[Extracted data entries]

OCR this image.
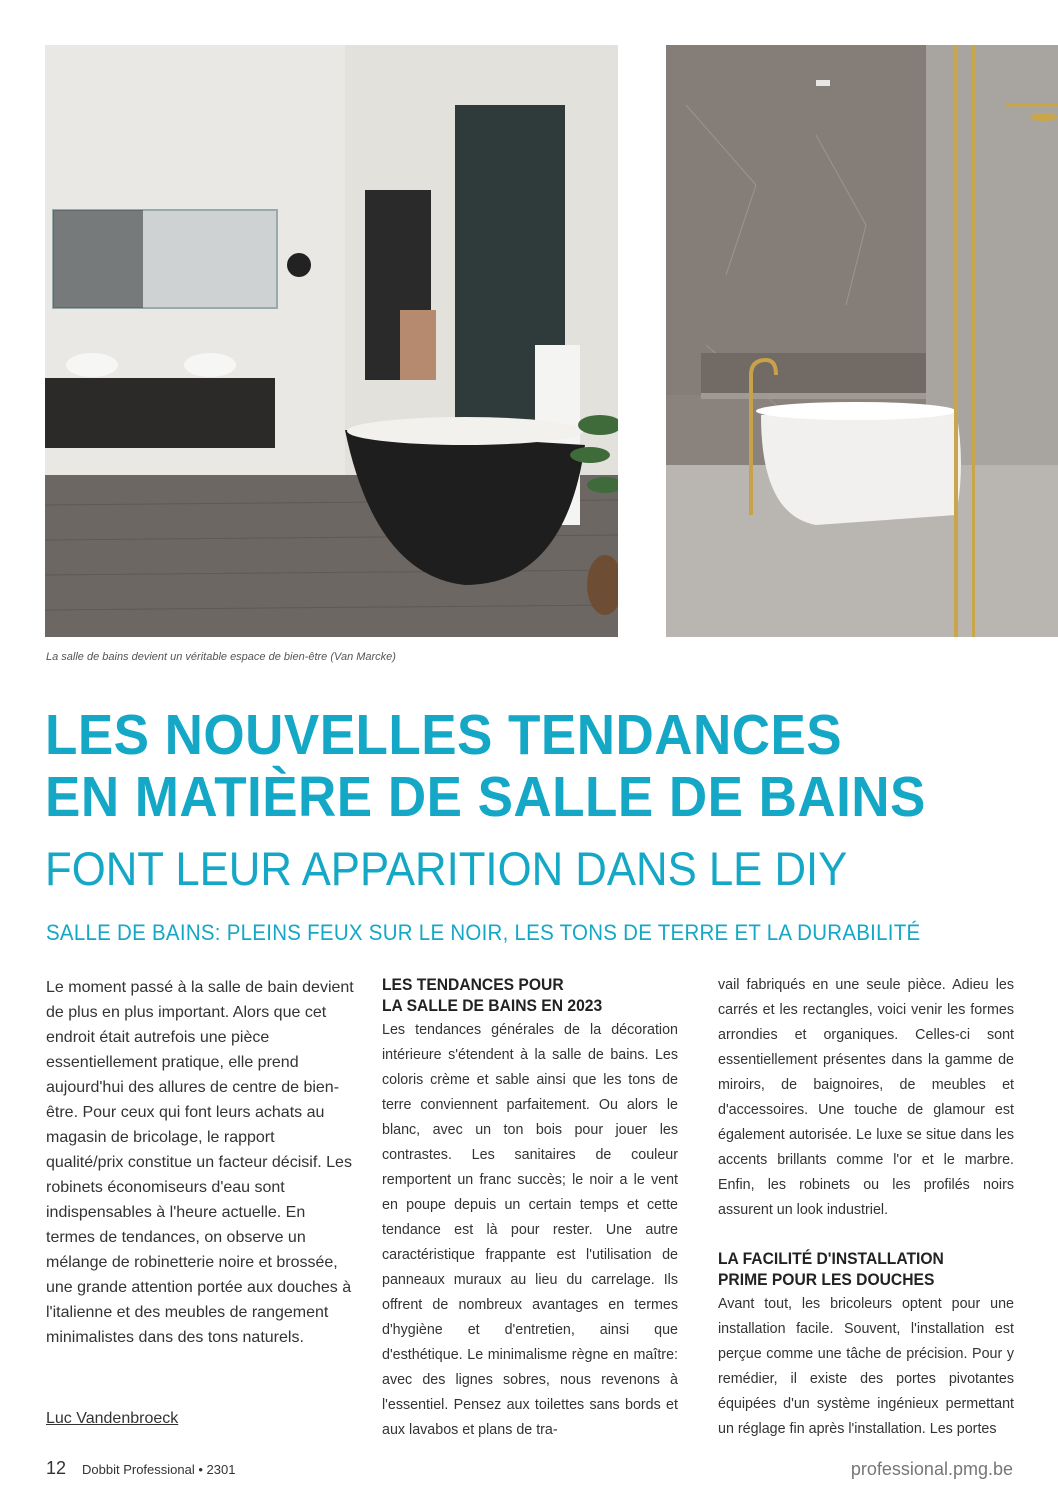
La salle de bains devient un véritable espace de bien-être (Van Marcke)
LES NOUVELLES TENDANCES
EN MATIÈRE DE SALLE DE BAINS
FONT LEUR APPARITION DANS LE DIY
SALLE DE BAINS: PLEINS FEUX SUR LE NOIR, LES TONS DE TERRE ET LA DURABILITÉ
Le moment passé à la salle de bain devient de plus en plus important. Alors que cet endroit était autrefois une pièce essentiellement pratique, elle prend aujourd'hui des allures de centre de bien-être. Pour ceux qui font leurs achats au magasin de bricolage, le rapport qualité/prix constitue un facteur décisif. Les robinets économiseurs d'eau sont indispensables à l'heure actuelle. En termes de tendances, on observe un mélange de robinetterie noire et brossée, une grande attention portée aux douches à l'italienne et des meubles de rangement minimalistes dans des tons naturels.
Luc Vandenbroeck
LES TENDANCES POUR
LA SALLE DE BAINS EN 2023
Les tendances générales de la décoration intérieure s'étendent à la salle de bains. Les coloris crème et sable ainsi que les tons de terre conviennent parfaitement. Ou alors le blanc, avec un ton bois pour jouer les contrastes. Les sanitaires de couleur remportent un franc succès; le noir a le vent en poupe depuis un certain temps et cette tendance est là pour rester. Une autre caractéristique frappante est l'utilisation de panneaux muraux au lieu du carrelage. Ils offrent de nombreux avantages en termes d'hygiène et d'entretien, ainsi que d'esthétique. Le minimalisme règne en maître: avec des lignes sobres, nous revenons à l'essentiel. Pensez aux toilettes sans bords et aux lavabos et plans de tra-
vail fabriqués en une seule pièce. Adieu les carrés et les rectangles, voici venir les formes arrondies et organiques. Celles-ci sont essentiellement présentes dans la gamme de miroirs, de baignoires, de meubles et d'accessoires. Une touche de glamour est également autorisée. Le luxe se situe dans les accents brillants comme l'or et le marbre. Enfin, les robinets ou les profilés noirs assurent un look industriel.
LA FACILITÉ D'INSTALLATION
PRIME POUR LES DOUCHES
Avant tout, les bricoleurs optent pour une installation facile. Souvent, l'installation est perçue comme une tâche de précision. Pour y remédier, il existe des portes pivotantes équipées d'un système ingénieux permettant un réglage fin après l'installation. Les portes
12 Dobbit Professional • 2301	professional.pmg.be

▸ TASK TO COMPLETE: Gather and return every line that holds the string "meubles".

▸ ANSWER FOR THE TASK:
Le moment passé à la salle de bain devient de plus en plus important. Alors que cet endroit était autrefois une pièce essentiellement pratique, elle prend aujourd'hui des allures de centre de bien-être. Pour ceux qui font leurs achats au magasin de bricolage, le rapport qualité/prix constitue un facteur décisif. Les robinets économiseurs d'eau sont indispensables à l'heure actuelle. En termes de tendances, on observe un mélange de robinetterie noire et brossée, une grande attention portée aux douches à l'italienne et des meubles de rangement minimalistes dans des tons naturels.
vail fabriqués en une seule pièce. Adieu les carrés et les rectangles, voici venir les formes arrondies et organiques. Celles-ci sont essentiellement présentes dans la gamme de miroirs, de baignoires, de meubles et d'accessoires. Une touche de glamour est également autorisée. Le luxe se situe dans les accents brillants comme l'or et le marbre. Enfin, les robinets ou les profilés noirs assurent un look industriel.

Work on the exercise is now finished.